# [EXERCISE DIRECTIONS]
Update the material from its first line through the line containing "entity-grupos: Grupos IDDeGrupoNúmero". Replace "bounding boxes" with "outlines" and keep everything else the same.

================================

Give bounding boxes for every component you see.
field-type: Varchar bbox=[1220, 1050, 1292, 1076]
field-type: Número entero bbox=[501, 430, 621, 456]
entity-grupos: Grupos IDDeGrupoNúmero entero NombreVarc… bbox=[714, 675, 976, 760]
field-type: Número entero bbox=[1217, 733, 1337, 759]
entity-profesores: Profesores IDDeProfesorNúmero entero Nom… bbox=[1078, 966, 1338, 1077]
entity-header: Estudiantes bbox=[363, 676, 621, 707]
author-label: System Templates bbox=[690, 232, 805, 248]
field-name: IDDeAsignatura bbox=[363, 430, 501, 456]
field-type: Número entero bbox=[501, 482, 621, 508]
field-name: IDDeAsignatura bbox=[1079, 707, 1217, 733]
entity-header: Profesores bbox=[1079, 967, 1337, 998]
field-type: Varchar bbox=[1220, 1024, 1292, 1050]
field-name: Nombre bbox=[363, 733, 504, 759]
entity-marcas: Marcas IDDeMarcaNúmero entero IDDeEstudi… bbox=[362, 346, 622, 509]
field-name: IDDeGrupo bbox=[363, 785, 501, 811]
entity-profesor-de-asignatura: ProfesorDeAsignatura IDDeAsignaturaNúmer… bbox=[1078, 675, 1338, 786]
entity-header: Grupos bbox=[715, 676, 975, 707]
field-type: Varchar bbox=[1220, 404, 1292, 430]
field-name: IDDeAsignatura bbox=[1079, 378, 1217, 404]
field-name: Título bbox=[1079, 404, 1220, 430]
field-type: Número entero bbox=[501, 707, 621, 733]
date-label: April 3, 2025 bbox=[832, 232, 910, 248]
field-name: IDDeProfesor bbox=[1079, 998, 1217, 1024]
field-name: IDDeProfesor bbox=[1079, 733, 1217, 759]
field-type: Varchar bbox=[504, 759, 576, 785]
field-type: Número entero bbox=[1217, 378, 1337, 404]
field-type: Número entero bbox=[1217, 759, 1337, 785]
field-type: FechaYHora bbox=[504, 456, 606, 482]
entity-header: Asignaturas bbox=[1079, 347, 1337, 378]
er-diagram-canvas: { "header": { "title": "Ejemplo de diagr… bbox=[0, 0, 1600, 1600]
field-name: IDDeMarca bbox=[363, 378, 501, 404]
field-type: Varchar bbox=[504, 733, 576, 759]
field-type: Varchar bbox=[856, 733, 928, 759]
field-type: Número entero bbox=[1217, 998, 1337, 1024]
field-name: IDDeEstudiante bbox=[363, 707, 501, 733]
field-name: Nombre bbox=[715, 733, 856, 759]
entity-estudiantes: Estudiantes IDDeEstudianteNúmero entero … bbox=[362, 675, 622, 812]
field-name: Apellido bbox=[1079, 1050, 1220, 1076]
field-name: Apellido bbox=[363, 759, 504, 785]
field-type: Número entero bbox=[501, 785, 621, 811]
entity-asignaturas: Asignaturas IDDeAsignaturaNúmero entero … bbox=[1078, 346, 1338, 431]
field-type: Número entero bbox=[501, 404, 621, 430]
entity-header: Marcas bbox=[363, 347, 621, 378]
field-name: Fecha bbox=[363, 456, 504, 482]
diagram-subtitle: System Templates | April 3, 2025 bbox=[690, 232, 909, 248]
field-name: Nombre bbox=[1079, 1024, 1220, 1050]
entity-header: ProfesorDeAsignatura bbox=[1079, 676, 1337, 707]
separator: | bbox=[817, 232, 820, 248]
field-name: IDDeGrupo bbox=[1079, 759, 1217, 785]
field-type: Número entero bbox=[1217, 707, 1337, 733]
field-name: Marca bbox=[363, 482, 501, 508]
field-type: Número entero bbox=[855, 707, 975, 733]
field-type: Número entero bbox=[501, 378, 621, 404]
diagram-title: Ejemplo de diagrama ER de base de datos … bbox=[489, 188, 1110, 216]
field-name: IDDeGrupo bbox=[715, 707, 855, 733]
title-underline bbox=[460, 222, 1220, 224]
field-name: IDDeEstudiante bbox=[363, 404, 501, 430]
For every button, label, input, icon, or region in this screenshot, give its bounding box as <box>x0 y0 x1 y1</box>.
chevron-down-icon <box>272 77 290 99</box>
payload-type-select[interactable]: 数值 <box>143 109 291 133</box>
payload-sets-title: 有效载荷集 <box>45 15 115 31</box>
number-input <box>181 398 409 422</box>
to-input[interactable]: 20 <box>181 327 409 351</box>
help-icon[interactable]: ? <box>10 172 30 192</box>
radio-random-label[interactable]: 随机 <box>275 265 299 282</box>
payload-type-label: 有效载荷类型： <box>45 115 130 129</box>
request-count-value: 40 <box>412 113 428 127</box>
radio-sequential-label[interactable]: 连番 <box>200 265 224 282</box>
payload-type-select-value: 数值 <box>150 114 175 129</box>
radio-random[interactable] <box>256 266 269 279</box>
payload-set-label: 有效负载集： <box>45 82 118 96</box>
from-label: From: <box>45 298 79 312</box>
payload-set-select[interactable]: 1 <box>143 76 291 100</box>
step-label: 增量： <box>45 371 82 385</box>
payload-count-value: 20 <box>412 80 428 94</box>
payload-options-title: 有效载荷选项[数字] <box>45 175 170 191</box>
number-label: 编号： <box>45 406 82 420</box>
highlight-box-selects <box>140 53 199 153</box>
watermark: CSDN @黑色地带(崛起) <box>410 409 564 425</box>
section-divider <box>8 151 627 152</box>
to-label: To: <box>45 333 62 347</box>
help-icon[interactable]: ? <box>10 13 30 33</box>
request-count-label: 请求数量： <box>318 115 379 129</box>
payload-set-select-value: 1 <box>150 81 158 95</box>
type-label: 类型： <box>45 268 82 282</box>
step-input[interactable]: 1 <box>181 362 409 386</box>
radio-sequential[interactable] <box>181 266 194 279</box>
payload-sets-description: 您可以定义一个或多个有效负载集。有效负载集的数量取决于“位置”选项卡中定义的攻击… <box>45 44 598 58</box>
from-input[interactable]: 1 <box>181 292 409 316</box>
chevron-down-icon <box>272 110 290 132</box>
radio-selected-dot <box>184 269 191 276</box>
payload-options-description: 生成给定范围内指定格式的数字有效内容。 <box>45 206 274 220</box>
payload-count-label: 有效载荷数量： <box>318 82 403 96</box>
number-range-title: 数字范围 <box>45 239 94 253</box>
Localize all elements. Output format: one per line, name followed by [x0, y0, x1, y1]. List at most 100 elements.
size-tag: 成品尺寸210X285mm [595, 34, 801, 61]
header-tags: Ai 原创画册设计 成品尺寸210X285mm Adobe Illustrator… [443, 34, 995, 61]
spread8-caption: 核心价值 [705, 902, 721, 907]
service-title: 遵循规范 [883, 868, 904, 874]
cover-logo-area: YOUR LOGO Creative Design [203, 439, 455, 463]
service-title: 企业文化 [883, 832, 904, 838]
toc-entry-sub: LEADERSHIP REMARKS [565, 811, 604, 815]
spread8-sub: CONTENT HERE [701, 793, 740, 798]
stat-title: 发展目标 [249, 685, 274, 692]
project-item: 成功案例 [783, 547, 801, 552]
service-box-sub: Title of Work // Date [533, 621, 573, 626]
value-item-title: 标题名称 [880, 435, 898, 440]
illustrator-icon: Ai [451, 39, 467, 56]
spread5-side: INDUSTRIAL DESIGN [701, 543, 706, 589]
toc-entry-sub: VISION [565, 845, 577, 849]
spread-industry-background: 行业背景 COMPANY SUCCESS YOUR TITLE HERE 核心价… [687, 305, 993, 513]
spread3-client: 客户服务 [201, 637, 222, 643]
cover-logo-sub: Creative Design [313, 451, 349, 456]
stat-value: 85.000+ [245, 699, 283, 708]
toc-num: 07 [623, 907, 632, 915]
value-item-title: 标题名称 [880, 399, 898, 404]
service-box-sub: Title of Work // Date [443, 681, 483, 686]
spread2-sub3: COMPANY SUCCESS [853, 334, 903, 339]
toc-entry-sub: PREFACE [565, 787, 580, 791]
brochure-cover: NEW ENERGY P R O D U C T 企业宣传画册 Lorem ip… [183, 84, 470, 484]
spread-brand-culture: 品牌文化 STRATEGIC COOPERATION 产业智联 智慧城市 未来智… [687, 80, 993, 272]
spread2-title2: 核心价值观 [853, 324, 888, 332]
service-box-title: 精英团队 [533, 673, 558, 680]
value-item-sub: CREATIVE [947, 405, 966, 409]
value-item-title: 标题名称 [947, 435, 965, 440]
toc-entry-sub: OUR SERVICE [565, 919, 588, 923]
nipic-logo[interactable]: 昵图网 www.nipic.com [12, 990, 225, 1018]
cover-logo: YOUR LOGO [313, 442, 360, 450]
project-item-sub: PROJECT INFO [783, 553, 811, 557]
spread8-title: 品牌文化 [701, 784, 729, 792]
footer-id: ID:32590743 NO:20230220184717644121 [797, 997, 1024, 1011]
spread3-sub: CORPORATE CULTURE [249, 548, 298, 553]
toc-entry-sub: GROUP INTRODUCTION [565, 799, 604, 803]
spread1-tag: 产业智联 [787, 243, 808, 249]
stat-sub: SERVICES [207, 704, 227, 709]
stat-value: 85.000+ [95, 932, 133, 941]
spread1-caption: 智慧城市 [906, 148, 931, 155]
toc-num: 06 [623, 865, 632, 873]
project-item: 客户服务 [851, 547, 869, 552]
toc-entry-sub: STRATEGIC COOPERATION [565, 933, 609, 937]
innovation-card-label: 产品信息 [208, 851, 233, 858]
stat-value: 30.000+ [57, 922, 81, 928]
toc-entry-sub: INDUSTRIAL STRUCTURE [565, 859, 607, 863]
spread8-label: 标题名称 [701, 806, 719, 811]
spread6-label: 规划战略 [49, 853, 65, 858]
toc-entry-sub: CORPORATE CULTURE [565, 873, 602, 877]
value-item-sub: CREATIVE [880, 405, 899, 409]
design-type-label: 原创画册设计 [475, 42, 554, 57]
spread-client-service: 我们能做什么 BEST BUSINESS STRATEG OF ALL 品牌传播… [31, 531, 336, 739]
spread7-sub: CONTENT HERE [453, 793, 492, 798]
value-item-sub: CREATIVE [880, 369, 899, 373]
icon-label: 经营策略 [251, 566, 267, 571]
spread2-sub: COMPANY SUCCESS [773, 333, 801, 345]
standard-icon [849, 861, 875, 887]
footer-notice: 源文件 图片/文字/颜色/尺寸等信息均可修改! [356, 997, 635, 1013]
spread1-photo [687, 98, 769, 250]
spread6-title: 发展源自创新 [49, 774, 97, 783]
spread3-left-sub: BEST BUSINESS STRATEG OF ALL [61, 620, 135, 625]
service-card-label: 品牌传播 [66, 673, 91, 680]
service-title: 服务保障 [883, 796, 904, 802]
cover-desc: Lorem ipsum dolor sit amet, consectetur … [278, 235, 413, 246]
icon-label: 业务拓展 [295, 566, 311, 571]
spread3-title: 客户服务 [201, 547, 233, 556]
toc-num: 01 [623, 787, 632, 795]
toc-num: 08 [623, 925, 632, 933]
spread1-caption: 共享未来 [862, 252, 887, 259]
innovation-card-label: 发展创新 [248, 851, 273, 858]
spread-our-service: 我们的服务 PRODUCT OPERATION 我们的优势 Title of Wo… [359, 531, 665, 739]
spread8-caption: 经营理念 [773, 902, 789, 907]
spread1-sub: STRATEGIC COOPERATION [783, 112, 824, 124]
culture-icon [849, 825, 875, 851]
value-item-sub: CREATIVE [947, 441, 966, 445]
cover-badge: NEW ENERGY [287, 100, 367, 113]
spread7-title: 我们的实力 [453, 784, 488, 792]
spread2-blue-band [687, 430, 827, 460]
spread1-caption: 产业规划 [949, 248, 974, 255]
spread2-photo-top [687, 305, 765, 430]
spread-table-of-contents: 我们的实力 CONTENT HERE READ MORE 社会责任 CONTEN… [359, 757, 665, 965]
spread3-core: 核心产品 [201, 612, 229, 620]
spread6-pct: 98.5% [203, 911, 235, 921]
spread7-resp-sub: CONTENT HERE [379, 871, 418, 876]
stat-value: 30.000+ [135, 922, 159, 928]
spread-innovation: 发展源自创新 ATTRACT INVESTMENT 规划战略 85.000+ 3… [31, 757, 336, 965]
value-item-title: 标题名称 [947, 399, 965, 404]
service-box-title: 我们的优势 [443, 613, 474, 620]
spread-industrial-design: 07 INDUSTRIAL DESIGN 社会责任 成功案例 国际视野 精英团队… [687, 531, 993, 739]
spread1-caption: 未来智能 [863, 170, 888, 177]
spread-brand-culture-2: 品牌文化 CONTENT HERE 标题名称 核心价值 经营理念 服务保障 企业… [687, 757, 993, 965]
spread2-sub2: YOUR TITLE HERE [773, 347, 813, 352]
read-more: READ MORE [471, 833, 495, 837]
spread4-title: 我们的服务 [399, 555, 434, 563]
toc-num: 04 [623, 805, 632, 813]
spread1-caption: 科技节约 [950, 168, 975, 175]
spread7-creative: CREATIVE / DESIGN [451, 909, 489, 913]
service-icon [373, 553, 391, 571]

================================

# [FULL ANSWER]
Give outlines for every component you see.
field-type: Varchar bbox=[1220, 1050, 1292, 1076]
field-type: Número entero bbox=[501, 430, 621, 456]
entity-grupos: Grupos IDDeGrupoNúmero entero NombreVarc… bbox=[714, 675, 976, 760]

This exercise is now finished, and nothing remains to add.